SHORT PROBLEM: Write each line out again exactly as written.

(Entries taken from a collection)

==============================

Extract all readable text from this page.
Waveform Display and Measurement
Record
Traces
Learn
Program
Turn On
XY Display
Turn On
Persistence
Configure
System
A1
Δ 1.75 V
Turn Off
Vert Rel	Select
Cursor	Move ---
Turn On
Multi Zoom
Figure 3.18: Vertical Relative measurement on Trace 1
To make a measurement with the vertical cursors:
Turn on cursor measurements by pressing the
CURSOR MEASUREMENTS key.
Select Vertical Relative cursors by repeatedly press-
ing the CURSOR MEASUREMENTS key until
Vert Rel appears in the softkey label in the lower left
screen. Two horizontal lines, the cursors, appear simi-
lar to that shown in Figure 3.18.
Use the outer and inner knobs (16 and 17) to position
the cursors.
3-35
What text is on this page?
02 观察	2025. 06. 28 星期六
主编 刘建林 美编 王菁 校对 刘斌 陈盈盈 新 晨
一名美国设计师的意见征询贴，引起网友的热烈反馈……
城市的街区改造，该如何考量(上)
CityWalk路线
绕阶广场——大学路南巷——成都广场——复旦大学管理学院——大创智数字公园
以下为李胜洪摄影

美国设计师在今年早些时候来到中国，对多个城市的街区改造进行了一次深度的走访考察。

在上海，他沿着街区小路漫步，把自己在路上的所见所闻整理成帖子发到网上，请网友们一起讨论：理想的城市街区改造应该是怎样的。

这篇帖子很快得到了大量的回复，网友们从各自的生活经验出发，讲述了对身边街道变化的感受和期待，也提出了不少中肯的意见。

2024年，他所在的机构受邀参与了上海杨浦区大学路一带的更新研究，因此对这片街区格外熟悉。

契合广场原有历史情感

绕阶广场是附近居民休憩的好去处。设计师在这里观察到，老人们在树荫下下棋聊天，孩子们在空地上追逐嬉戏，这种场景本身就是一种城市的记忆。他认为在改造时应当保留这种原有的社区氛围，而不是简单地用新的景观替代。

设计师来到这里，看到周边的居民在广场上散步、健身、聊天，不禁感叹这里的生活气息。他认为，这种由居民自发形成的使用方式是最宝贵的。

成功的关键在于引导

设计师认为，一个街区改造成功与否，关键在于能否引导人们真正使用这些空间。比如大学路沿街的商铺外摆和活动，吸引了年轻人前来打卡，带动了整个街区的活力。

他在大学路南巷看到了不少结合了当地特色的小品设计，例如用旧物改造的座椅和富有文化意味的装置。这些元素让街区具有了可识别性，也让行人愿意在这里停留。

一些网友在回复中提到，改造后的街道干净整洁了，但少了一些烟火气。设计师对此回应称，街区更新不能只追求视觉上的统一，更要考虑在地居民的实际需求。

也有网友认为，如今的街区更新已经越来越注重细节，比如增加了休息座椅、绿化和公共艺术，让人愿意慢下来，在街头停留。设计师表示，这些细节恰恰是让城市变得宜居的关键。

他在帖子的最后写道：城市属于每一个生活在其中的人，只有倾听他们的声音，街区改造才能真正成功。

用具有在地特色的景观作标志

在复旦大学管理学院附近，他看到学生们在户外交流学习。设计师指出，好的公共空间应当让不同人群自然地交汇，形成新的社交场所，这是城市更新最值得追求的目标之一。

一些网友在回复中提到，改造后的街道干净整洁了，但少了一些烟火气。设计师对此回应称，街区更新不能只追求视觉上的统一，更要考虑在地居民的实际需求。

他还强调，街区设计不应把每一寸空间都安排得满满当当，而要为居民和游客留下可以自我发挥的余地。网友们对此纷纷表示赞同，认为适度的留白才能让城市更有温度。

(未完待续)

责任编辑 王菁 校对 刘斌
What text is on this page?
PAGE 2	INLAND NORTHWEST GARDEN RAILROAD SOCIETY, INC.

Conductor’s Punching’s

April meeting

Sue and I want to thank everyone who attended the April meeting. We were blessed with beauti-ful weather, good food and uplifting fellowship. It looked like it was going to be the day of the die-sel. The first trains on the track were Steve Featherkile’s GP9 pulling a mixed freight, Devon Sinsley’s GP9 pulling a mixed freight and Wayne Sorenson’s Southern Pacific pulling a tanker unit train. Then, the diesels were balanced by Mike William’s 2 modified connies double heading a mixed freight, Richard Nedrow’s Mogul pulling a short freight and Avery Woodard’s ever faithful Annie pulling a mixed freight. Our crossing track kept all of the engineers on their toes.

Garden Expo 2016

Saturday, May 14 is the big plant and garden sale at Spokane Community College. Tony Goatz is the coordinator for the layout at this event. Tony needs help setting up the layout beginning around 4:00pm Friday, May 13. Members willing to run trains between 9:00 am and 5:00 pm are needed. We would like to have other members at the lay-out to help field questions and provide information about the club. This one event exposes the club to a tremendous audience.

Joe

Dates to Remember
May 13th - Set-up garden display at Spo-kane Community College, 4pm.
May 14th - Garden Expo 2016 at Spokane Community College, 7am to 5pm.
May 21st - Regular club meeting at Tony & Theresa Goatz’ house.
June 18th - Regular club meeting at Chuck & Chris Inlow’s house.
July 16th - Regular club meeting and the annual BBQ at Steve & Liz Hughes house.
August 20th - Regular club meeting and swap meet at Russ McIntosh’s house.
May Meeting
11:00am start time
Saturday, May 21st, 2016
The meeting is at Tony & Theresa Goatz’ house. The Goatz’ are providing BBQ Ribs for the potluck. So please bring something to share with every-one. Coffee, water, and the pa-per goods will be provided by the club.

==============================

EXERCISE RESULT:
Extract all readable text from this page.
Waveform Display and Measurement
Record
Traces
Learn
Program
Turn On
XY Display
Turn On
Persistence
Configure
System
A1
Δ 1.75 V
Turn Off
Vert Rel	Select
Cursor	Move ---
Turn On
Multi Zoom
Figure 3.18: Vertical Relative measurement on Trace 1
To make a measurement with the vertical cursors:
Turn on cursor measurements by pressing the
CURSOR MEASUREMENTS key.
Select Vertical Relative cursors by repeatedly press-
ing the CURSOR MEASUREMENTS key until
Vert Rel appears in the softkey label in the lower left
screen. Two horizontal lines, the cursors, appear simi-
lar to that shown in Figure 3.18.
Use the outer and inner knobs (16 and 17) to position
the cursors.
3-35
What text is on this page?
02 观察	2025. 06. 28 星期六
主编 刘建林 美编 王菁 校对 刘斌 陈盈盈 新 晨
一名美国设计师的意见征询贴，引起网友的热烈反馈……
城市的街区改造，该如何考量(上)
CityWalk路线
绕阶广场——大学路南巷——成都广场——复旦大学管理学院——大创智数字公园
以下为李胜洪摄影

美国设计师在今年早些时候来到中国，对多个城市的街区改造进行了一次深度的走访考察。

在上海，他沿着街区小路漫步，把自己在路上的所见所闻整理成帖子发到网上，请网友们一起讨论：理想的城市街区改造应该是怎样的。

这篇帖子很快得到了大量的回复，网友们从各自的生活经验出发，讲述了对身边街道变化的感受和期待，也提出了不少中肯的意见。

2024年，他所在的机构受邀参与了上海杨浦区大学路一带的更新研究，因此对这片街区格外熟悉。

契合广场原有历史情感

绕阶广场是附近居民休憩的好去处。设计师在这里观察到，老人们在树荫下下棋聊天，孩子们在空地上追逐嬉戏，这种场景本身就是一种城市的记忆。他认为在改造时应当保留这种原有的社区氛围，而不是简单地用新的景观替代。

设计师来到这里，看到周边的居民在广场上散步、健身、聊天，不禁感叹这里的生活气息。他认为，这种由居民自发形成的使用方式是最宝贵的。

成功的关键在于引导

设计师认为，一个街区改造成功与否，关键在于能否引导人们真正使用这些空间。比如大学路沿街的商铺外摆和活动，吸引了年轻人前来打卡，带动了整个街区的活力。

他在大学路南巷看到了不少结合了当地特色的小品设计，例如用旧物改造的座椅和富有文化意味的装置。这些元素让街区具有了可识别性，也让行人愿意在这里停留。

一些网友在回复中提到，改造后的街道干净整洁了，但少了一些烟火气。设计师对此回应称，街区更新不能只追求视觉上的统一，更要考虑在地居民的实际需求。

也有网友认为，如今的街区更新已经越来越注重细节，比如增加了休息座椅、绿化和公共艺术，让人愿意慢下来，在街头停留。设计师表示，这些细节恰恰是让城市变得宜居的关键。

他在帖子的最后写道：城市属于每一个生活在其中的人，只有倾听他们的声音，街区改造才能真正成功。

用具有在地特色的景观作标志

在复旦大学管理学院附近，他看到学生们在户外交流学习。设计师指出，好的公共空间应当让不同人群自然地交汇，形成新的社交场所，这是城市更新最值得追求的目标之一。

一些网友在回复中提到，改造后的街道干净整洁了，但少了一些烟火气。设计师对此回应称，街区更新不能只追求视觉上的统一，更要考虑在地居民的实际需求。

他还强调，街区设计不应把每一寸空间都安排得满满当当，而要为居民和游客留下可以自我发挥的余地。网友们对此纷纷表示赞同，认为适度的留白才能让城市更有温度。

(未完待续)

责任编辑 王菁 校对 刘斌
What text is on this page?
PAGE 2	INLAND NORTHWEST GARDEN RAILROAD SOCIETY, INC.

Conductor’s Punching’s

April meeting

Sue and I want to thank everyone who attended the April meeting. We were blessed with beauti-ful weather, good food and uplifting fellowship. It looked like it was going to be the day of the die-sel. The first trains on the track were Steve Featherkile’s GP9 pulling a mixed freight, Devon Sinsley’s GP9 pulling a mixed freight and Wayne Sorenson’s Southern Pacific pulling a tanker unit train. Then, the diesels were balanced by Mike William’s 2 modified connies double heading a mixed freight, Richard Nedrow’s Mogul pulling a short freight and Avery Woodard’s ever faithful Annie pulling a mixed freight. Our crossing track kept all of the engineers on their toes.

Garden Expo 2016

Saturday, May 14 is the big plant and garden sale at Spokane Community College. Tony Goatz is the coordinator for the layout at this event. Tony needs help setting up the layout beginning around 4:00pm Friday, May 13. Members willing to run trains between 9:00 am and 5:00 pm are needed. We would like to have other members at the lay-out to help field questions and provide information about the club. This one event exposes the club to a tremendous audience.

Joe

Dates to Remember
May 13th - Set-up garden display at Spo-kane Community College, 4pm.
May 14th - Garden Expo 2016 at Spokane Community College, 7am to 5pm.
May 21st - Regular club meeting at Tony & Theresa Goatz’ house.
June 18th - Regular club meeting at Chuck & Chris Inlow’s house.
July 16th - Regular club meeting and the annual BBQ at Steve & Liz Hughes house.
August 20th - Regular club meeting and swap meet at Russ McIntosh’s house.
May Meeting
11:00am start time
Saturday, May 21st, 2016
The meeting is at Tony & Theresa Goatz’ house. The Goatz’ are providing BBQ Ribs for the potluck. So please bring something to share with every-one. Coffee, water, and the pa-per goods will be provided by the club.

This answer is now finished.